[Short exercise] Reading the listing below, count the lines that contain the word "this" and give that count alone.

[Raw data]
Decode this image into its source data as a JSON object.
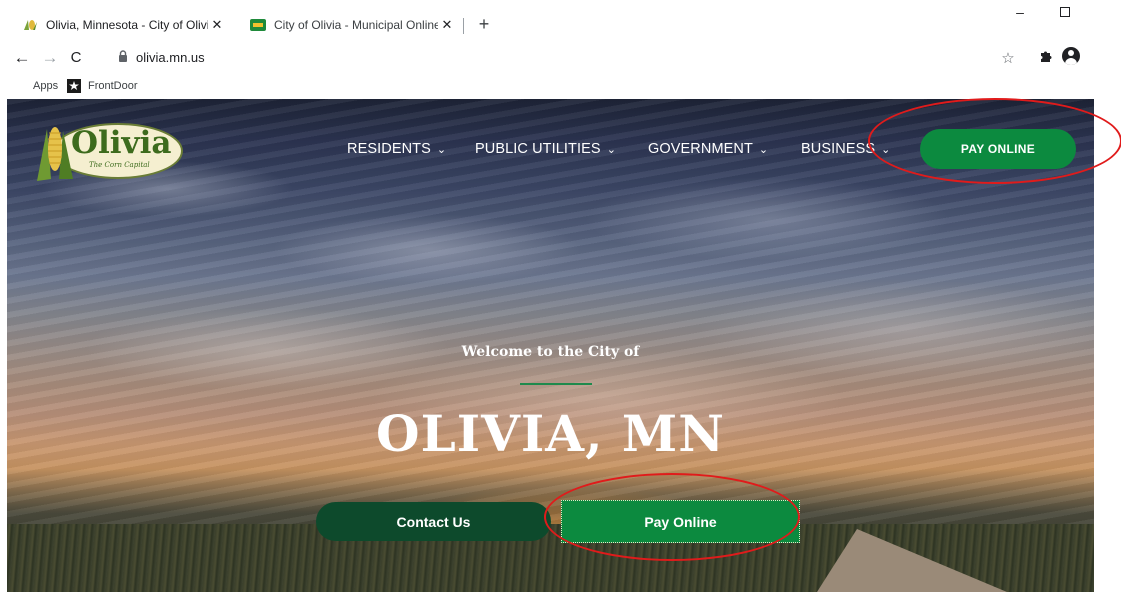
{
  "browser": {
    "tabs": [
      {
        "title": "Olivia, Minnesota - City of Olivia",
        "favicon": "corn-favicon-icon",
        "active": true
      },
      {
        "title": "City of Olivia - Municipal Online",
        "favicon": "municipal-favicon-icon",
        "active": false
      }
    ],
    "new_tab": "+",
    "window_controls": {
      "minimize": "–",
      "maximize": ""
    },
    "url": "olivia.mn.us",
    "bookmarks": [
      {
        "label": "Apps",
        "icon": "apps-grid-icon"
      },
      {
        "label": "FrontDoor",
        "icon": "frontdoor-icon"
      }
    ]
  },
  "site": {
    "logo": {
      "text": "Olivia",
      "tagline": "The Corn Capital"
    },
    "nav": [
      {
        "label": "RESIDENTS"
      },
      {
        "label": "PUBLIC UTILITIES"
      },
      {
        "label": "GOVERNMENT"
      },
      {
        "label": "BUSINESS"
      }
    ],
    "pay_online_top": "PAY ONLINE",
    "hero": {
      "welcome": "Welcome to the City of",
      "headline": "OLIVIA, MN",
      "contact_button": "Contact Us",
      "pay_button": "Pay Online"
    }
  },
  "colors": {
    "brand_green": "#0c8a3f",
    "dark_green": "#0d4a2c",
    "annotation_red": "#e01b1b"
  }
}
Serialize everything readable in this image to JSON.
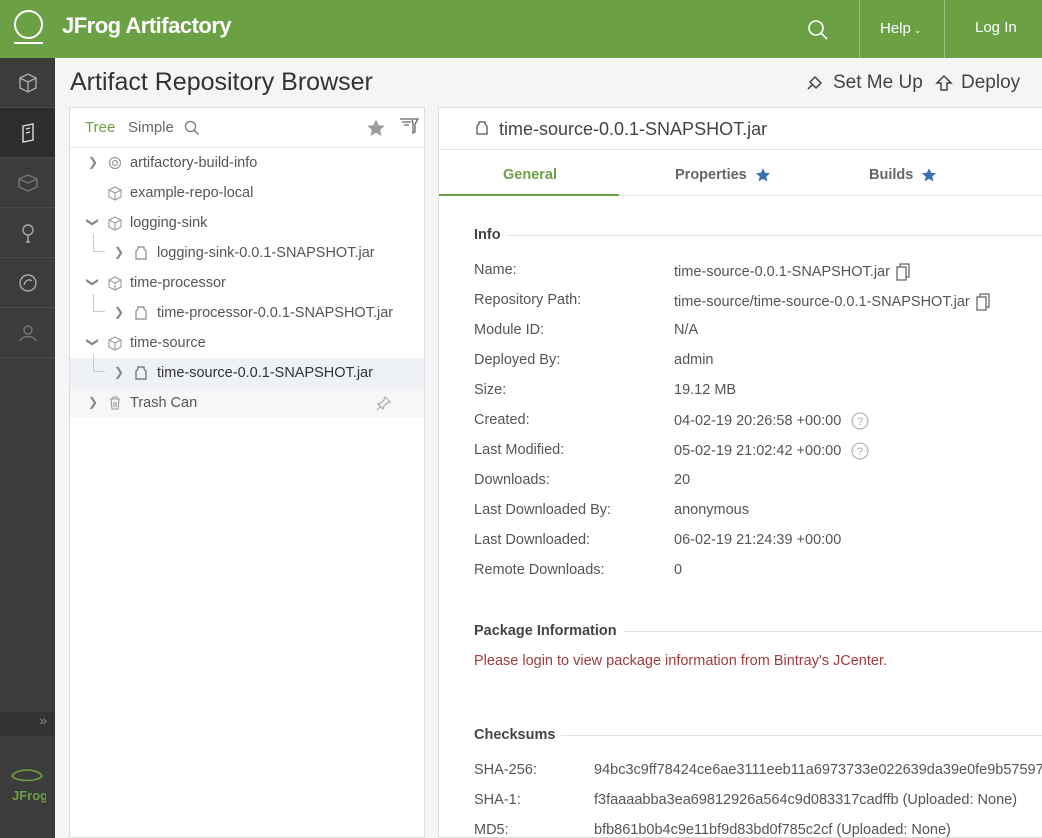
{
  "topbar": {
    "brand": "JFrog Artifactory",
    "help_label": "Help",
    "login_label": "Log In"
  },
  "page": {
    "title": "Artifact Repository Browser",
    "set_me_up_label": "Set Me Up",
    "deploy_label": "Deploy"
  },
  "tree": {
    "tab_tree": "Tree",
    "tab_simple": "Simple",
    "items": [
      {
        "label": "artifactory-build-info"
      },
      {
        "label": "example-repo-local"
      },
      {
        "label": "logging-sink"
      },
      {
        "label": "logging-sink-0.0.1-SNAPSHOT.jar"
      },
      {
        "label": "time-processor"
      },
      {
        "label": "time-processor-0.0.1-SNAPSHOT.jar"
      },
      {
        "label": "time-source"
      },
      {
        "label": "time-source-0.0.1-SNAPSHOT.jar"
      },
      {
        "label": "Trash Can"
      }
    ]
  },
  "detail": {
    "title": "time-source-0.0.1-SNAPSHOT.jar",
    "tabs": [
      {
        "label": "General"
      },
      {
        "label": "Properties"
      },
      {
        "label": "Builds"
      }
    ],
    "info_title": "Info",
    "info": [
      {
        "key": "Name:",
        "value": "time-source-0.0.1-SNAPSHOT.jar"
      },
      {
        "key": "Repository Path:",
        "value": "time-source/time-source-0.0.1-SNAPSHOT.jar"
      },
      {
        "key": "Module ID:",
        "value": "N/A"
      },
      {
        "key": "Deployed By:",
        "value": "admin"
      },
      {
        "key": "Size:",
        "value": "19.12 MB"
      },
      {
        "key": "Created:",
        "value": "04-02-19 20:26:58 +00:00"
      },
      {
        "key": "Last Modified:",
        "value": "05-02-19 21:02:42 +00:00"
      },
      {
        "key": "Downloads:",
        "value": "20"
      },
      {
        "key": "Last Downloaded By:",
        "value": "anonymous"
      },
      {
        "key": "Last Downloaded:",
        "value": "06-02-19 21:24:39 +00:00"
      },
      {
        "key": "Remote Downloads:",
        "value": "0"
      }
    ],
    "package_title": "Package Information",
    "package_message": "Please login to view package information from Bintray's JCenter.",
    "checksums_title": "Checksums",
    "checksums": [
      {
        "key": "SHA-256:",
        "value": "94bc3c9ff78424ce6ae3111eeb11a6973733e022639da39e0fe9b57597"
      },
      {
        "key": "SHA-1:",
        "value": "f3faaaabba3ea69812926a564c9d083317cadffb (Uploaded: None)"
      },
      {
        "key": "MD5:",
        "value": "bfb861b0b4c9e11bf9d83bd0f785c2cf (Uploaded: None)"
      }
    ]
  },
  "colors": {
    "brand_green": "#6ba044",
    "nav_dark": "#3c3c3c",
    "warning_red": "#a03c3c",
    "star_blue": "#3a6fb0"
  }
}
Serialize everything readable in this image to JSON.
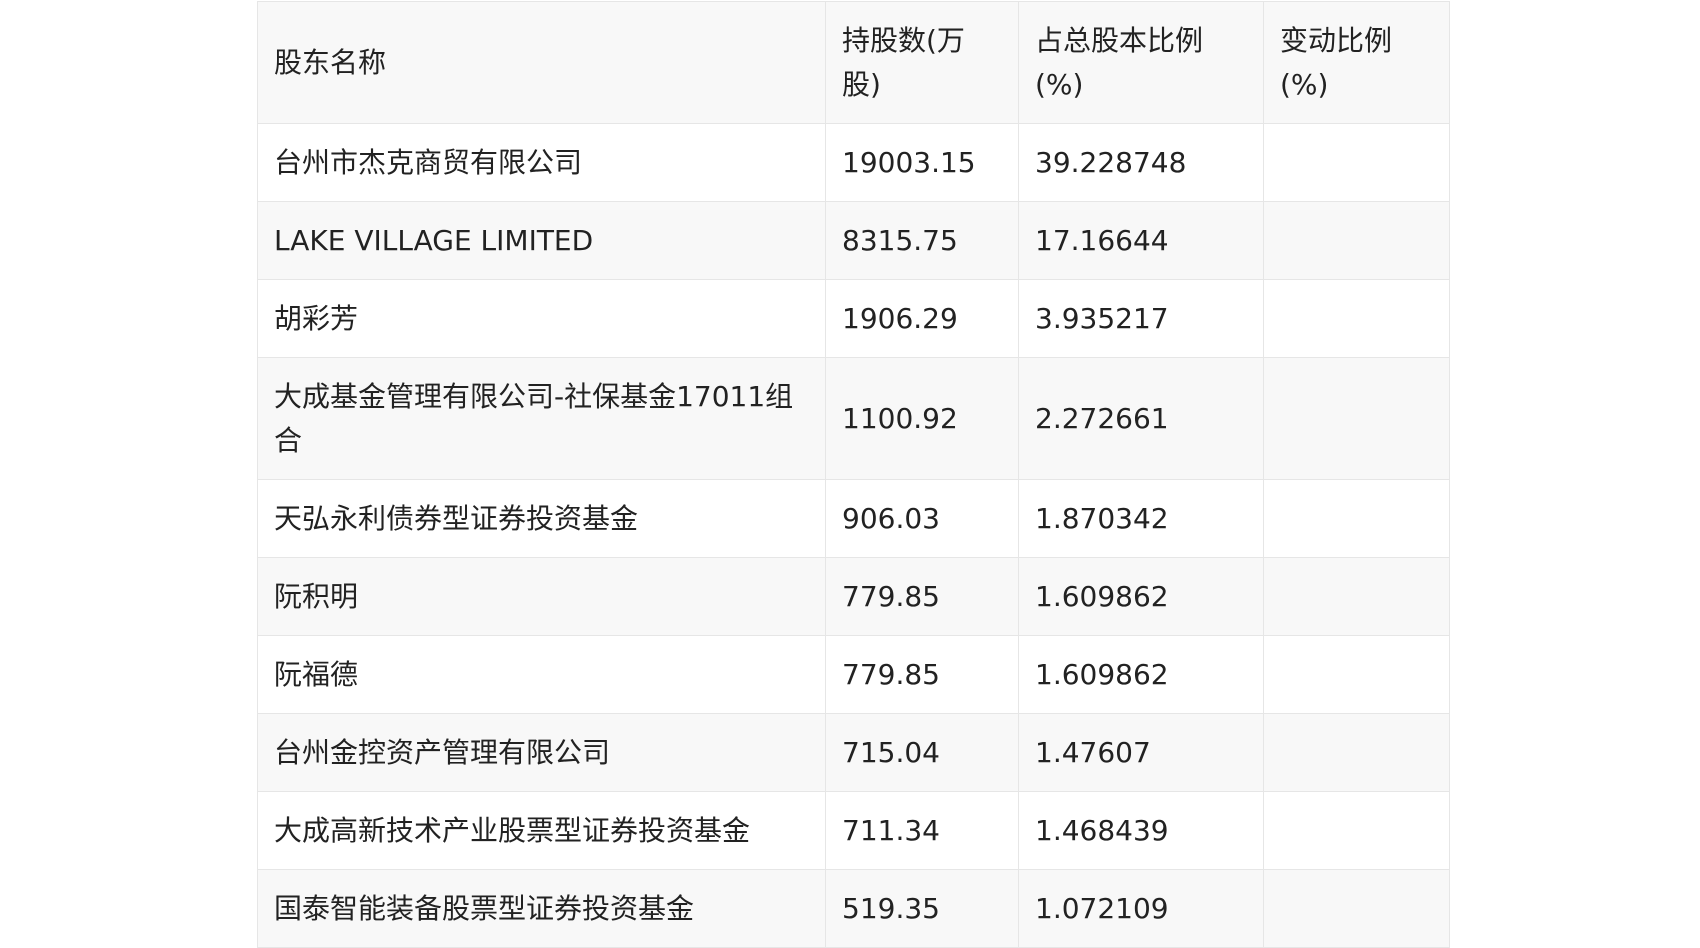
{
  "table": {
    "headers": {
      "name": "股东名称",
      "shares": "持股数(万股)",
      "pct": "占总股本比例(%)",
      "change": "变动比例(%)"
    },
    "rows": [
      {
        "name": "台州市杰克商贸有限公司",
        "shares": "19003.15",
        "pct": "39.228748",
        "change": ""
      },
      {
        "name": "LAKE VILLAGE LIMITED",
        "shares": "8315.75",
        "pct": "17.16644",
        "change": ""
      },
      {
        "name": "胡彩芳",
        "shares": "1906.29",
        "pct": "3.935217",
        "change": ""
      },
      {
        "name": "大成基金管理有限公司-社保基金17011组合",
        "shares": "1100.92",
        "pct": "2.272661",
        "change": ""
      },
      {
        "name": "天弘永利债券型证券投资基金",
        "shares": "906.03",
        "pct": "1.870342",
        "change": ""
      },
      {
        "name": "阮积明",
        "shares": "779.85",
        "pct": "1.609862",
        "change": ""
      },
      {
        "name": "阮福德",
        "shares": "779.85",
        "pct": "1.609862",
        "change": ""
      },
      {
        "name": "台州金控资产管理有限公司",
        "shares": "715.04",
        "pct": "1.47607",
        "change": ""
      },
      {
        "name": "大成高新技术产业股票型证券投资基金",
        "shares": "711.34",
        "pct": "1.468439",
        "change": ""
      },
      {
        "name": "国泰智能装备股票型证券投资基金",
        "shares": "519.35",
        "pct": "1.072109",
        "change": ""
      }
    ]
  }
}
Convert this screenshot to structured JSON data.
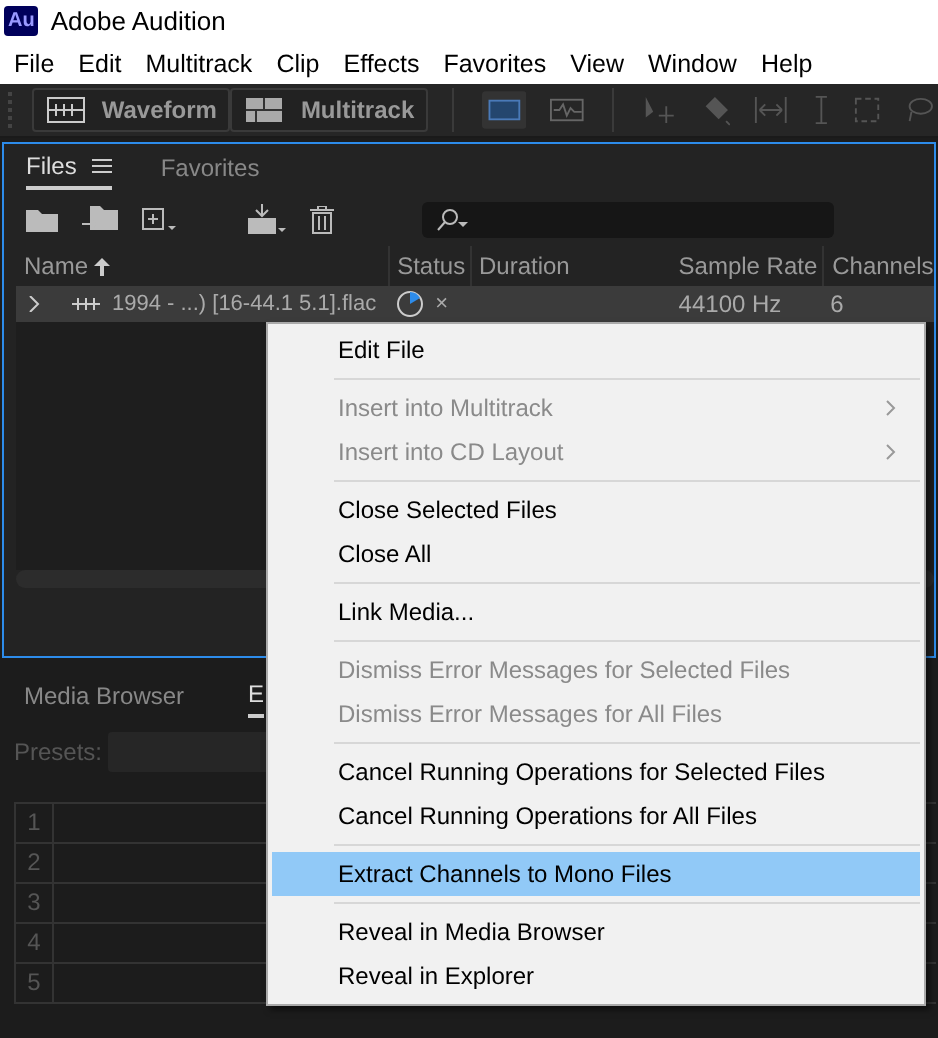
{
  "window": {
    "title": "Adobe Audition",
    "app_badge": "Au"
  },
  "menu_bar": [
    "File",
    "Edit",
    "Multitrack",
    "Clip",
    "Effects",
    "Favorites",
    "View",
    "Window",
    "Help"
  ],
  "mode_buttons": [
    {
      "label": "Waveform",
      "kind": "waveform"
    },
    {
      "label": "Multitrack",
      "kind": "multitrack"
    }
  ],
  "files_panel": {
    "tabs": [
      {
        "label": "Files",
        "selected": true
      },
      {
        "label": "Favorites",
        "selected": false
      }
    ],
    "columns": [
      "Name",
      "Status",
      "Duration",
      "Sample Rate",
      "Channels"
    ],
    "rows": [
      {
        "name": "1994 - ...) [16-44.1 5.1].flac",
        "status": "×",
        "sample_rate": "44100 Hz",
        "channels": "6",
        "selected": true
      }
    ]
  },
  "bottom_panel": {
    "tabs": [
      {
        "label": "Media Browser",
        "selected": false
      },
      {
        "label": "E",
        "selected": true
      }
    ],
    "presets_label": "Presets:",
    "row_numbers": [
      "1",
      "2",
      "3",
      "4",
      "5"
    ]
  },
  "context_menu": [
    {
      "kind": "item",
      "label": "Edit File",
      "disabled": false,
      "selected": false,
      "submenu": false
    },
    {
      "kind": "separator"
    },
    {
      "kind": "item",
      "label": "Insert into Multitrack",
      "disabled": true,
      "selected": false,
      "submenu": true
    },
    {
      "kind": "item",
      "label": "Insert into CD Layout",
      "disabled": true,
      "selected": false,
      "submenu": true
    },
    {
      "kind": "separator"
    },
    {
      "kind": "item",
      "label": "Close Selected Files",
      "disabled": false,
      "selected": false,
      "submenu": false
    },
    {
      "kind": "item",
      "label": "Close All",
      "disabled": false,
      "selected": false,
      "submenu": false
    },
    {
      "kind": "separator"
    },
    {
      "kind": "item",
      "label": "Link Media...",
      "disabled": false,
      "selected": false,
      "submenu": false
    },
    {
      "kind": "separator"
    },
    {
      "kind": "item",
      "label": "Dismiss Error Messages for Selected Files",
      "disabled": true,
      "selected": false,
      "submenu": false
    },
    {
      "kind": "item",
      "label": "Dismiss Error Messages for All Files",
      "disabled": true,
      "selected": false,
      "submenu": false
    },
    {
      "kind": "separator"
    },
    {
      "kind": "item",
      "label": "Cancel Running Operations for Selected Files",
      "disabled": false,
      "selected": false,
      "submenu": false
    },
    {
      "kind": "item",
      "label": "Cancel Running Operations for All Files",
      "disabled": false,
      "selected": false,
      "submenu": false
    },
    {
      "kind": "separator"
    },
    {
      "kind": "item",
      "label": "Extract Channels to Mono Files",
      "disabled": false,
      "selected": true,
      "submenu": false
    },
    {
      "kind": "separator"
    },
    {
      "kind": "item",
      "label": "Reveal in Media Browser",
      "disabled": false,
      "selected": false,
      "submenu": false
    },
    {
      "kind": "item",
      "label": "Reveal in Explorer",
      "disabled": false,
      "selected": false,
      "submenu": false
    }
  ]
}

[Solved exercise] 4